== Request ==
Print the lines of data starting at the line that contains "value-label: 1164 bbox=[717, 387, 751, 403]" and ending at the line that contains "category-label: +化学试剂和助剂制造 bbox=[67, 354, 210, 371]", both included, reproducing each one unchanged.

---- Dataset records

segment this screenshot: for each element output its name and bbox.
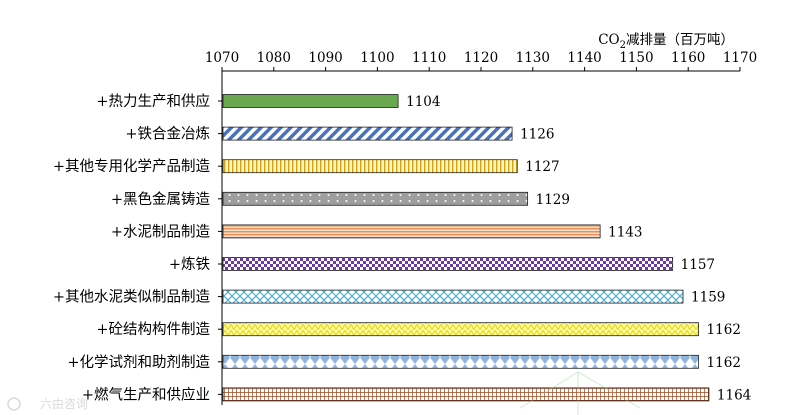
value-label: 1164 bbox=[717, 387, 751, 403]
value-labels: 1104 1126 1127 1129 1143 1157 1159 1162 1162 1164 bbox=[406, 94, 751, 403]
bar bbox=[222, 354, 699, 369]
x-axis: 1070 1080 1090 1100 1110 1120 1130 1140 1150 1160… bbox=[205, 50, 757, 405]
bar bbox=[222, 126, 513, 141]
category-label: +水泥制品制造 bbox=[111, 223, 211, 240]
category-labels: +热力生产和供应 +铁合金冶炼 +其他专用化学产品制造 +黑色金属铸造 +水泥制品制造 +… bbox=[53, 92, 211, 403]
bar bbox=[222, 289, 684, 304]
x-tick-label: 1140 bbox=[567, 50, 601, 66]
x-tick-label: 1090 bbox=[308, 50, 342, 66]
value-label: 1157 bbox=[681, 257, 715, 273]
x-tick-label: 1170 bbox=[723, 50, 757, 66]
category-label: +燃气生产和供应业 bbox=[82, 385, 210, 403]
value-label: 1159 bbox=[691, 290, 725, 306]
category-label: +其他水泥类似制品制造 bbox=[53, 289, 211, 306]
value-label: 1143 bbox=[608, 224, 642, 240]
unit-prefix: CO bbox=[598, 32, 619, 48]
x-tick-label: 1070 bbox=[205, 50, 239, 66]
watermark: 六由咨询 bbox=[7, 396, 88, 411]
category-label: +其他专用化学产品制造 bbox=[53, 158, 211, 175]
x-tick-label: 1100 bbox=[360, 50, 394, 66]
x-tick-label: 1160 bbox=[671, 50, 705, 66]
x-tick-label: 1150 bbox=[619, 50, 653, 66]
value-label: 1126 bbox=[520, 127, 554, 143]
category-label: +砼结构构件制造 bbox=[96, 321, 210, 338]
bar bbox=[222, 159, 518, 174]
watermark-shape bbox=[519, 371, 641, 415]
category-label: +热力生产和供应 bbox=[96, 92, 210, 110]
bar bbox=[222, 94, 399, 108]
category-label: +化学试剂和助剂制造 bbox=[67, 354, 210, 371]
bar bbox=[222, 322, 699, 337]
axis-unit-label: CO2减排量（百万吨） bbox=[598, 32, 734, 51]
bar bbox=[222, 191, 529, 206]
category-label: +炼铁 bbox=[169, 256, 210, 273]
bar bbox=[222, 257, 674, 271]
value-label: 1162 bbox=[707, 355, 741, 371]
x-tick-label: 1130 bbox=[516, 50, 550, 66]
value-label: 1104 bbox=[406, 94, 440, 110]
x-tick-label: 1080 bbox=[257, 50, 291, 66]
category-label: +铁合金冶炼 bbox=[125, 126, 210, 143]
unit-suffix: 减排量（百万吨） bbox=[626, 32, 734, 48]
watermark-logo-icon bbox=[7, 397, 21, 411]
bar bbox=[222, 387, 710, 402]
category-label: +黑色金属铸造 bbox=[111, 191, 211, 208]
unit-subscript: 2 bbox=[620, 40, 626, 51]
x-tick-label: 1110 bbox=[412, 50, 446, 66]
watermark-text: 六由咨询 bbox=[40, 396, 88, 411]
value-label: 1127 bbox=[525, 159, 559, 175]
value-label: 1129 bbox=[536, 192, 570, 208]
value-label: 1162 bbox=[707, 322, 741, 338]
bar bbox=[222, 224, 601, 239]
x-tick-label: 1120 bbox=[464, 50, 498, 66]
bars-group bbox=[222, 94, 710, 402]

--------

== Final result ==
value-label: 1164 bbox=[717, 387, 751, 403]
value-labels: 1104 1126 1127 1129 1143 1157 1159 1162 1162 1164 bbox=[406, 94, 751, 403]
bar bbox=[222, 354, 699, 369]
x-axis: 1070 1080 1090 1100 1110 1120 1130 1140 1150 1160… bbox=[205, 50, 757, 405]
bar bbox=[222, 126, 513, 141]
category-label: +水泥制品制造 bbox=[111, 223, 211, 240]
category-labels: +热力生产和供应 +铁合金冶炼 +其他专用化学产品制造 +黑色金属铸造 +水泥制品制造 +… bbox=[53, 92, 211, 403]
bar bbox=[222, 289, 684, 304]
x-tick-label: 1140 bbox=[567, 50, 601, 66]
x-tick-label: 1090 bbox=[308, 50, 342, 66]
value-label: 1157 bbox=[681, 257, 715, 273]
x-tick-label: 1170 bbox=[723, 50, 757, 66]
category-label: +燃气生产和供应业 bbox=[82, 385, 210, 403]
value-label: 1159 bbox=[691, 290, 725, 306]
category-label: +其他水泥类似制品制造 bbox=[53, 289, 211, 306]
value-label: 1143 bbox=[608, 224, 642, 240]
unit-prefix: CO bbox=[598, 32, 619, 48]
x-tick-label: 1070 bbox=[205, 50, 239, 66]
watermark: 六由咨询 bbox=[7, 396, 88, 411]
category-label: +其他专用化学产品制造 bbox=[53, 158, 211, 175]
x-tick-label: 1100 bbox=[360, 50, 394, 66]
x-tick-label: 1160 bbox=[671, 50, 705, 66]
x-tick-label: 1150 bbox=[619, 50, 653, 66]
value-label: 1126 bbox=[520, 127, 554, 143]
category-label: +砼结构构件制造 bbox=[96, 321, 210, 338]
bar bbox=[222, 159, 518, 174]
watermark-shape bbox=[519, 371, 641, 415]
category-label: +热力生产和供应 bbox=[96, 92, 210, 110]
bar bbox=[222, 94, 399, 108]
category-label: +化学试剂和助剂制造 bbox=[67, 354, 210, 371]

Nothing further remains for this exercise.